Data records
****************************************
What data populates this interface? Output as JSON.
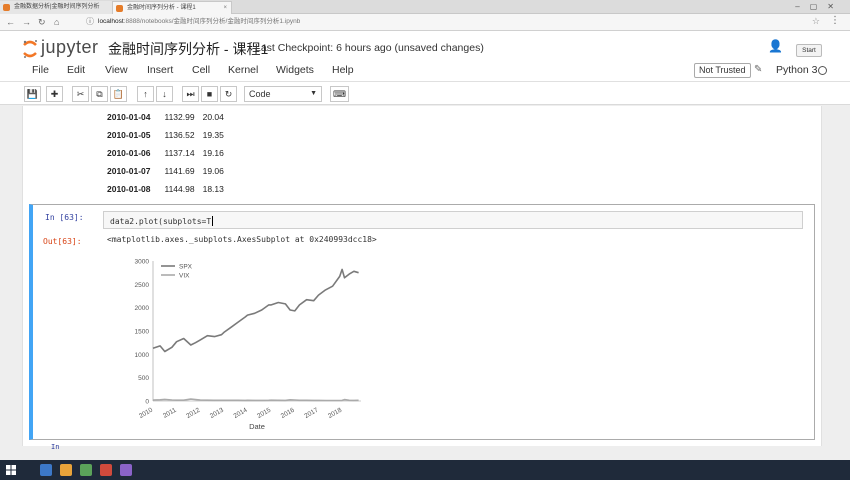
{
  "browser": {
    "tabs": [
      {
        "label": "金融数据分析|金融时间序列分析"
      },
      {
        "label": "金融时间序列分析 - 课程1"
      }
    ],
    "url_host": "localhost",
    "url_rest": ":8888/notebooks/金融时间序列分析/金融时间序列分析1.ipynb"
  },
  "jupyter": {
    "logo": "jupyter",
    "notebook_title": "金融时间序列分析 - 课程1",
    "checkpoint": "Last Checkpoint: 6 hours ago (unsaved changes)",
    "logout_label": "Start"
  },
  "menu": {
    "items": [
      "File",
      "Edit",
      "View",
      "Insert",
      "Cell",
      "Kernel",
      "Widgets",
      "Help"
    ],
    "trust": "Not Trusted",
    "kernel": "Python 3"
  },
  "toolbar": {
    "cell_type": "Code",
    "buttons": [
      "save-icon",
      "plus-icon",
      "cut-icon",
      "copy-icon",
      "paste-icon",
      "up-icon",
      "down-icon",
      "run-icon",
      "stop-icon",
      "restart-icon",
      "keyboard-icon"
    ]
  },
  "table": {
    "rows": [
      {
        "date": "2010-01-04",
        "spx": "1132.99",
        "vix": "20.04"
      },
      {
        "date": "2010-01-05",
        "spx": "1136.52",
        "vix": "19.35"
      },
      {
        "date": "2010-01-06",
        "spx": "1137.14",
        "vix": "19.16"
      },
      {
        "date": "2010-01-07",
        "spx": "1141.69",
        "vix": "19.06"
      },
      {
        "date": "2010-01-08",
        "spx": "1144.98",
        "vix": "18.13"
      }
    ]
  },
  "cell": {
    "in_prompt": "In [63]:",
    "code": "data2.plot(subplots=T",
    "out_prompt": "Out[63]:",
    "output": "<matplotlib.axes._subplots.AxesSubplot at 0x240993dcc18>",
    "next_prompt": "In"
  },
  "chart_data": {
    "type": "line",
    "title": "",
    "xlabel": "Date",
    "ylabel": "",
    "ylim": [
      0,
      3000
    ],
    "yticks": [
      0,
      500,
      1000,
      1500,
      2000,
      2500,
      3000
    ],
    "xticks": [
      "2010",
      "2011",
      "2012",
      "2013",
      "2014",
      "2015",
      "2016",
      "2017",
      "2018"
    ],
    "legend_position": "top-left",
    "x": [
      2010.0,
      2010.3,
      2010.5,
      2010.8,
      2011.0,
      2011.3,
      2011.6,
      2011.8,
      2012.0,
      2012.3,
      2012.6,
      2012.9,
      2013.0,
      2013.3,
      2013.6,
      2013.9,
      2014.0,
      2014.3,
      2014.6,
      2014.9,
      2015.0,
      2015.3,
      2015.6,
      2015.8,
      2016.0,
      2016.2,
      2016.5,
      2016.8,
      2017.0,
      2017.3,
      2017.6,
      2017.9,
      2018.0,
      2018.1,
      2018.3,
      2018.5,
      2018.7
    ],
    "series": [
      {
        "name": "SPX",
        "color": "#7a7a7a",
        "values": [
          1130,
          1180,
          1060,
          1150,
          1270,
          1340,
          1200,
          1250,
          1310,
          1400,
          1380,
          1420,
          1470,
          1580,
          1690,
          1800,
          1840,
          1880,
          1950,
          2060,
          2060,
          2110,
          2080,
          1950,
          1930,
          2060,
          2170,
          2150,
          2270,
          2380,
          2460,
          2670,
          2820,
          2640,
          2720,
          2780,
          2750
        ]
      },
      {
        "name": "VIX",
        "color": "#aaaaaa",
        "values": [
          20,
          25,
          35,
          22,
          18,
          17,
          40,
          30,
          20,
          17,
          16,
          15,
          14,
          15,
          14,
          13,
          14,
          12,
          13,
          15,
          17,
          14,
          13,
          25,
          22,
          16,
          14,
          13,
          12,
          11,
          10,
          11,
          12,
          30,
          16,
          13,
          14
        ]
      }
    ]
  }
}
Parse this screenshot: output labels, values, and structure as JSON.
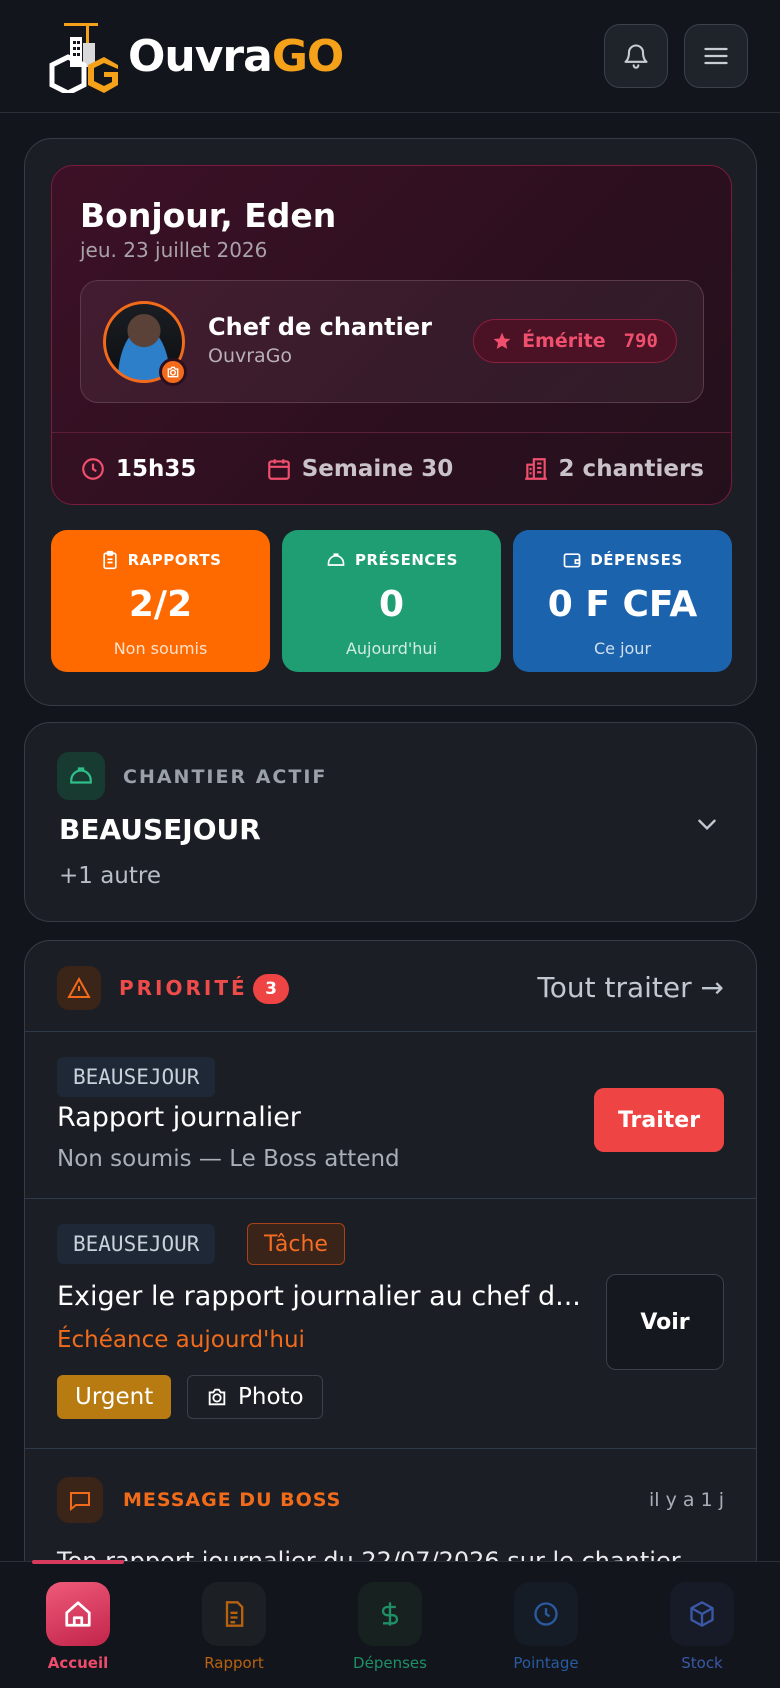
****************************************
• **WHAT THE TASK ASKS**: Restate every record exactly, please; do not copy the pictures.

• **RESPONSE TO THE EXERCISE**:
What data populates this interface? Output as JSON.
{
  "browser": {
    "tabs": [
      {
        "label": "金融数据分析|金融时间序列分析"
      },
      {
        "label": "金融时间序列分析 - 课程1"
      }
    ],
    "url_host": "localhost",
    "url_rest": ":8888/notebooks/金融时间序列分析/金融时间序列分析1.ipynb"
  },
  "jupyter": {
    "logo": "jupyter",
    "notebook_title": "金融时间序列分析 - 课程1",
    "checkpoint": "Last Checkpoint: 6 hours ago (unsaved changes)",
    "logout_label": "Start"
  },
  "menu": {
    "items": [
      "File",
      "Edit",
      "View",
      "Insert",
      "Cell",
      "Kernel",
      "Widgets",
      "Help"
    ],
    "trust": "Not Trusted",
    "kernel": "Python 3"
  },
  "toolbar": {
    "cell_type": "Code",
    "buttons": [
      "save-icon",
      "plus-icon",
      "cut-icon",
      "copy-icon",
      "paste-icon",
      "up-icon",
      "down-icon",
      "run-icon",
      "stop-icon",
      "restart-icon",
      "keyboard-icon"
    ]
  },
  "table": {
    "rows": [
      {
        "date": "2010-01-04",
        "spx": "1132.99",
        "vix": "20.04"
      },
      {
        "date": "2010-01-05",
        "spx": "1136.52",
        "vix": "19.35"
      },
      {
        "date": "2010-01-06",
        "spx": "1137.14",
        "vix": "19.16"
      },
      {
        "date": "2010-01-07",
        "spx": "1141.69",
        "vix": "19.06"
      },
      {
        "date": "2010-01-08",
        "spx": "1144.98",
        "vix": "18.13"
      }
    ]
  },
  "cell": {
    "in_prompt": "In [63]:",
    "code": "data2.plot(subplots=T",
    "out_prompt": "Out[63]:",
    "output": "<matplotlib.axes._subplots.AxesSubplot at 0x240993dcc18>",
    "next_prompt": "In"
  },
  "chart_data": {
    "type": "line",
    "title": "",
    "xlabel": "Date",
    "ylabel": "",
    "ylim": [
      0,
      3000
    ],
    "yticks": [
      0,
      500,
      1000,
      1500,
      2000,
      2500,
      3000
    ],
    "xticks": [
      "2010",
      "2011",
      "2012",
      "2013",
      "2014",
      "2015",
      "2016",
      "2017",
      "2018"
    ],
    "legend_position": "top-left",
    "x": [
      2010.0,
      2010.3,
      2010.5,
      2010.8,
      2011.0,
      2011.3,
      2011.6,
      2011.8,
      2012.0,
      2012.3,
      2012.6,
      2012.9,
      2013.0,
      2013.3,
      2013.6,
      2013.9,
      2014.0,
      2014.3,
      2014.6,
      2014.9,
      2015.0,
      2015.3,
      2015.6,
      2015.8,
      2016.0,
      2016.2,
      2016.5,
      2016.8,
      2017.0,
      2017.3,
      2017.6,
      2017.9,
      2018.0,
      2018.1,
      2018.3,
      2018.5,
      2018.7
    ],
    "series": [
      {
        "name": "SPX",
        "color": "#7a7a7a",
        "values": [
          1130,
          1180,
          1060,
          1150,
          1270,
          1340,
          1200,
          1250,
          1310,
          1400,
          1380,
          1420,
          1470,
          1580,
          1690,
          1800,
          1840,
          1880,
          1950,
          2060,
          2060,
          2110,
          2080,
          1950,
          1930,
          2060,
          2170,
          2150,
          2270,
          2380,
          2460,
          2670,
          2820,
          2640,
          2720,
          2780,
          2750
        ]
      },
      {
        "name": "VIX",
        "color": "#aaaaaa",
        "values": [
          20,
          25,
          35,
          22,
          18,
          17,
          40,
          30,
          20,
          17,
          16,
          15,
          14,
          15,
          14,
          13,
          14,
          12,
          13,
          15,
          17,
          14,
          13,
          25,
          22,
          16,
          14,
          13,
          12,
          11,
          10,
          11,
          12,
          30,
          16,
          13,
          14
        ]
      }
    ]
  }
}
Parse this screenshot: output labels, values, and structure as JSON.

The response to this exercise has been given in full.